Set down each line of the material that follows, exactly, with no pictures.

-- DATA EXCERPTS start --

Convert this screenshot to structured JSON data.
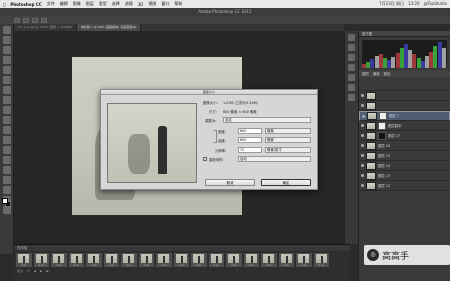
{
  "menubar": {
    "app": "Photoshop CC",
    "items": [
      "文件",
      "编辑",
      "图像",
      "图层",
      "类型",
      "选择",
      "滤镜",
      "3D",
      "视图",
      "窗口",
      "帮助"
    ],
    "right": [
      "7月23日 周日",
      "13:20",
      "@TaoStudio"
    ]
  },
  "window_title": "Adobe Photoshop CC 2015",
  "options": [
    "",
    "",
    "",
    ""
  ],
  "tabs": [
    {
      "label": "0 1 1 1.psd @ 100% (图层 1, RGB/8)"
    },
    {
      "label": "未标题-1 @ 50% (图层副本, 灰度蒙版/8)"
    }
  ],
  "dialog": {
    "title": "图像大小",
    "size_label": "图像大小:",
    "size_value": "1.03M (之前为3.34M)",
    "dimensions_label": "尺寸:",
    "dimensions_value": "600 像素 × 600 像素",
    "fit_label": "调整为:",
    "fit_value": "自定",
    "width_label": "宽度:",
    "width_value": "600",
    "width_unit": "像素",
    "height_label": "高度:",
    "height_value": "600",
    "height_unit": "像素",
    "resolution_label": "分辨率:",
    "resolution_value": "72",
    "resolution_unit": "像素/英寸",
    "resample_label": "重新采样:",
    "resample_value": "自动",
    "cancel": "取消",
    "ok": "确定"
  },
  "timeline": {
    "title": "时间轴",
    "frames": [
      "0.2s",
      "0.2s",
      "0.2s",
      "0.2s",
      "0.2s",
      "0.2s",
      "0.2s",
      "0.2s",
      "0.2s",
      "0.2s",
      "0.2s",
      "0.2s",
      "0.2s",
      "0.2s",
      "0.2s",
      "0.2s",
      "0.2s",
      "0.2s"
    ],
    "loop": "永远"
  },
  "panels": {
    "histogram_title": "直方图",
    "layers_tabs": [
      "图层",
      "通道",
      "路径"
    ],
    "layers": [
      {
        "name": "",
        "selected": false,
        "mask": "none"
      },
      {
        "name": "",
        "selected": false,
        "mask": "none"
      },
      {
        "name": "图层 1",
        "selected": true,
        "mask": "white"
      },
      {
        "name": "图层副本",
        "selected": false,
        "mask": "white"
      },
      {
        "name": "图层 27",
        "selected": false,
        "mask": "black"
      },
      {
        "name": "图层 26",
        "selected": false,
        "mask": "none"
      },
      {
        "name": "图层 25",
        "selected": false,
        "mask": "none"
      },
      {
        "name": "图层 24",
        "selected": false,
        "mask": "none"
      },
      {
        "name": "图层 23",
        "selected": false,
        "mask": "none"
      },
      {
        "name": "图层 22",
        "selected": false,
        "mask": "none"
      }
    ]
  },
  "watermark": {
    "text": "高高手"
  }
}
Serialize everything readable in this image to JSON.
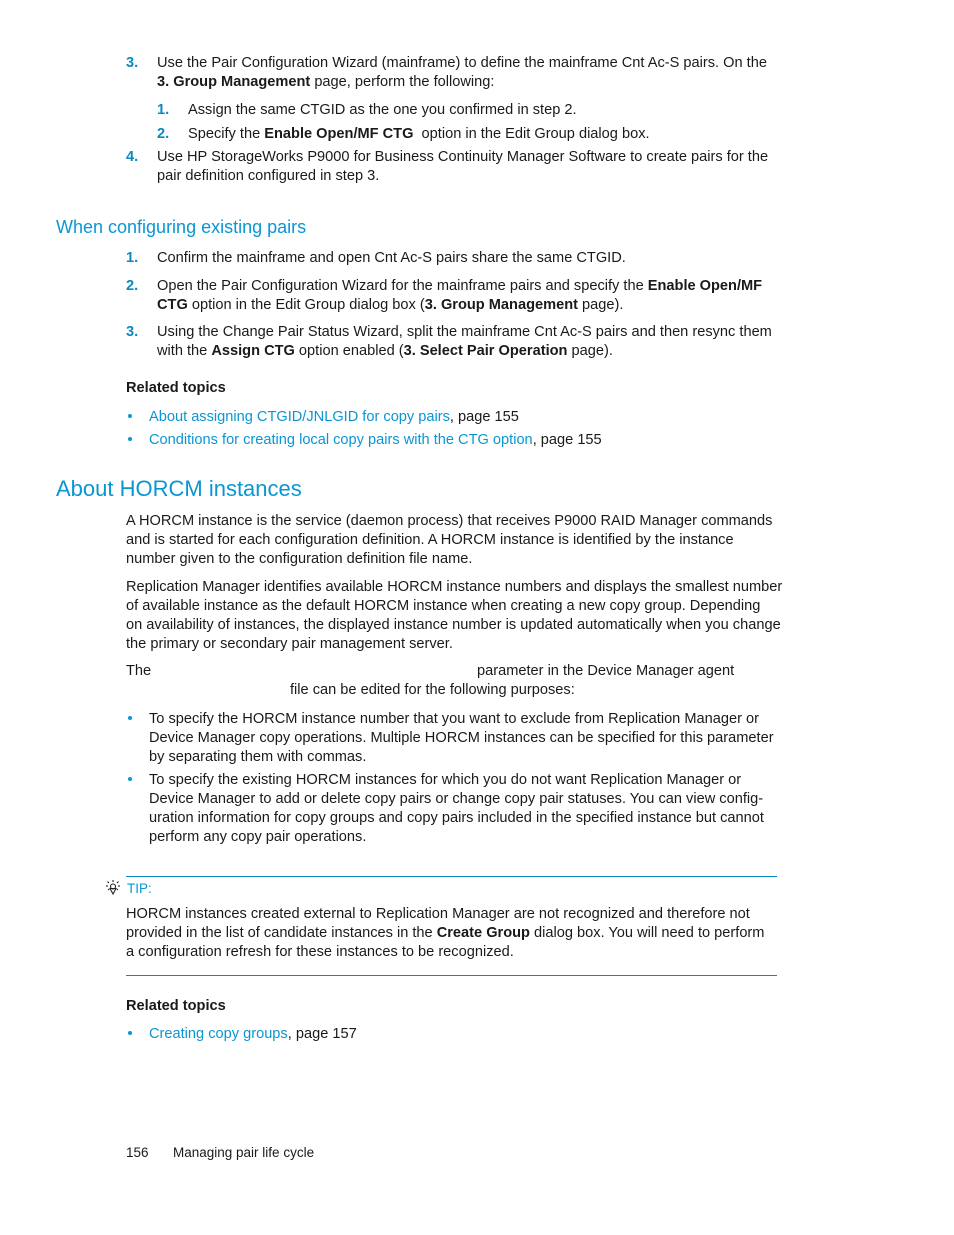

-- DATA EXCERPTS end --

PROBLEM SOLUTION:
Convert this screenshot to structured JSON data.
{
  "menubar": {
    "app": "Photoshop CC",
    "items": [
      "文件",
      "编辑",
      "图像",
      "图层",
      "类型",
      "选择",
      "滤镜",
      "3D",
      "视图",
      "窗口",
      "帮助"
    ],
    "right": [
      "7月23日 周日",
      "13:20",
      "@TaoStudio"
    ]
  },
  "window_title": "Adobe Photoshop CC 2015",
  "options": [
    "",
    "",
    "",
    ""
  ],
  "tabs": [
    {
      "label": "0 1 1 1.psd @ 100% (图层 1, RGB/8)"
    },
    {
      "label": "未标题-1 @ 50% (图层副本, 灰度蒙版/8)"
    }
  ],
  "dialog": {
    "title": "图像大小",
    "size_label": "图像大小:",
    "size_value": "1.03M (之前为3.34M)",
    "dimensions_label": "尺寸:",
    "dimensions_value": "600 像素 × 600 像素",
    "fit_label": "调整为:",
    "fit_value": "自定",
    "width_label": "宽度:",
    "width_value": "600",
    "width_unit": "像素",
    "height_label": "高度:",
    "height_value": "600",
    "height_unit": "像素",
    "resolution_label": "分辨率:",
    "resolution_value": "72",
    "resolution_unit": "像素/英寸",
    "resample_label": "重新采样:",
    "resample_value": "自动",
    "cancel": "取消",
    "ok": "确定"
  },
  "timeline": {
    "title": "时间轴",
    "frames": [
      "0.2s",
      "0.2s",
      "0.2s",
      "0.2s",
      "0.2s",
      "0.2s",
      "0.2s",
      "0.2s",
      "0.2s",
      "0.2s",
      "0.2s",
      "0.2s",
      "0.2s",
      "0.2s",
      "0.2s",
      "0.2s",
      "0.2s",
      "0.2s"
    ],
    "loop": "永远"
  },
  "panels": {
    "histogram_title": "直方图",
    "layers_tabs": [
      "图层",
      "通道",
      "路径"
    ],
    "layers": [
      {
        "name": "",
        "selected": false,
        "mask": "none"
      },
      {
        "name": "",
        "selected": false,
        "mask": "none"
      },
      {
        "name": "图层 1",
        "selected": true,
        "mask": "white"
      },
      {
        "name": "图层副本",
        "selected": false,
        "mask": "white"
      },
      {
        "name": "图层 27",
        "selected": false,
        "mask": "black"
      },
      {
        "name": "图层 26",
        "selected": false,
        "mask": "none"
      },
      {
        "name": "图层 25",
        "selected": false,
        "mask": "none"
      },
      {
        "name": "图层 24",
        "selected": false,
        "mask": "none"
      },
      {
        "name": "图层 23",
        "selected": false,
        "mask": "none"
      },
      {
        "name": "图层 22",
        "selected": false,
        "mask": "none"
      }
    ]
  },
  "watermark": {
    "text": "高高手"
  }
}
Serialize everything readable in this image to JSON.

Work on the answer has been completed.